STATED TASK -
Pick out and copy every line below that has the word "CONSORCIO".

Data entries:
══════════════════════════════

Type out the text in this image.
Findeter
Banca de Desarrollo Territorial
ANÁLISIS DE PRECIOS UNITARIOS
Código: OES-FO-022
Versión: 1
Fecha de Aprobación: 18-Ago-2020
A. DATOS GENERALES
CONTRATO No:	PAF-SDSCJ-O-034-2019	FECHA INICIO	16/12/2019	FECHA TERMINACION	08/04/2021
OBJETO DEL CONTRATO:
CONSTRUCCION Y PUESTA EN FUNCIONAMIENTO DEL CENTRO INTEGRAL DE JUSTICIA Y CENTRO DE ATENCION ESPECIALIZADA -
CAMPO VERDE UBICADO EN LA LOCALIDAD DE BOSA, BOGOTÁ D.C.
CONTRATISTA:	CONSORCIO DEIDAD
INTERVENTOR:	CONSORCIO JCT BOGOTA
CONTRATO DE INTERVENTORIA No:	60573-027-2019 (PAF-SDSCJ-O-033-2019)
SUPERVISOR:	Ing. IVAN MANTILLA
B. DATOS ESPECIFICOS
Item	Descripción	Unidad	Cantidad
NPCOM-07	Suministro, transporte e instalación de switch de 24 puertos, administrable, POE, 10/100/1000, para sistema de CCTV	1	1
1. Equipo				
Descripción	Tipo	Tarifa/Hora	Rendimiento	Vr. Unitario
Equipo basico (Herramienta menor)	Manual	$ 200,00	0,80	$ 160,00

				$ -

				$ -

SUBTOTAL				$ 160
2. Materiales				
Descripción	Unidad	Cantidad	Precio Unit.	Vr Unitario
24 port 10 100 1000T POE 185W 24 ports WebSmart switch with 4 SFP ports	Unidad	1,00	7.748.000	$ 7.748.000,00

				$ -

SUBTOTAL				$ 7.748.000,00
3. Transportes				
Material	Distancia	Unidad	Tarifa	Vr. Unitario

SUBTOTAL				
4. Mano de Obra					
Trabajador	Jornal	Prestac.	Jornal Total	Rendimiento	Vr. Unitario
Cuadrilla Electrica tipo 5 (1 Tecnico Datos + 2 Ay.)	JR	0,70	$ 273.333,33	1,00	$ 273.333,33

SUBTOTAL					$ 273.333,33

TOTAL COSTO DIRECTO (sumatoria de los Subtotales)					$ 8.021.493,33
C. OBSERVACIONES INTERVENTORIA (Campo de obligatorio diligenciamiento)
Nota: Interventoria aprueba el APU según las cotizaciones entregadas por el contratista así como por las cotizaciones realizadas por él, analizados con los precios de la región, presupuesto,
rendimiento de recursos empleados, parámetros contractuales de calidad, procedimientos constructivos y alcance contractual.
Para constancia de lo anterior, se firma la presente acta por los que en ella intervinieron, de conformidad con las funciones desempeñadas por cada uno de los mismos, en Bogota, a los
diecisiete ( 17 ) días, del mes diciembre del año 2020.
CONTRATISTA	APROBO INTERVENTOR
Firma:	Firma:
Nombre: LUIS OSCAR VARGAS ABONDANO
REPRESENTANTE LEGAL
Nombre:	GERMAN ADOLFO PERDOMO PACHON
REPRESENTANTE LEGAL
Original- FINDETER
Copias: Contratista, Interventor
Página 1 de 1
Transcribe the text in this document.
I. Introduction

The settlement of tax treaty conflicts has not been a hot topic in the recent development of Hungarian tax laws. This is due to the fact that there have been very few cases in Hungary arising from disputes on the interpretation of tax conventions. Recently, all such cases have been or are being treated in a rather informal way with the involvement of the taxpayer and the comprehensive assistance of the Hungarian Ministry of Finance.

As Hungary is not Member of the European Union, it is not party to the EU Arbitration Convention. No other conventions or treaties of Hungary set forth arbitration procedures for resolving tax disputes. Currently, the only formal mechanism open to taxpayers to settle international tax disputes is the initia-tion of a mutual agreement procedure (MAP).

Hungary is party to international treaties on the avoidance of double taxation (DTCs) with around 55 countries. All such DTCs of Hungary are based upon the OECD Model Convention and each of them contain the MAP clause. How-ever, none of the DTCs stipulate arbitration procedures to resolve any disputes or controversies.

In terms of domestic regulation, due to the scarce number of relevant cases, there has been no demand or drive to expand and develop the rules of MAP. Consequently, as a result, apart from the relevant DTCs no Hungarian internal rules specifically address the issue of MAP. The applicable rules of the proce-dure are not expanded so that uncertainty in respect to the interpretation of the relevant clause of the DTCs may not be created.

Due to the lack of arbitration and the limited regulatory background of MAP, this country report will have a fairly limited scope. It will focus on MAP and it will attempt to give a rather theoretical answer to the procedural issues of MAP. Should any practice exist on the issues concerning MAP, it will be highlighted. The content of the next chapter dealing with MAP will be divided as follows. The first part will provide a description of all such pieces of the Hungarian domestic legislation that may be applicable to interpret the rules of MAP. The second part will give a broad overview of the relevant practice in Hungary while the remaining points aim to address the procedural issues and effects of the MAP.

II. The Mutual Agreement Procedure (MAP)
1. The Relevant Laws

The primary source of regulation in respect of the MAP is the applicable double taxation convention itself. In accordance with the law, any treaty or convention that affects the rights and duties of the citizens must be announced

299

══════════════════════════════

EXERCISE SOLUTION -
CONTRATISTA:	CONSORCIO DEIDAD
INTERVENTOR:	CONSORCIO JCT BOGOTA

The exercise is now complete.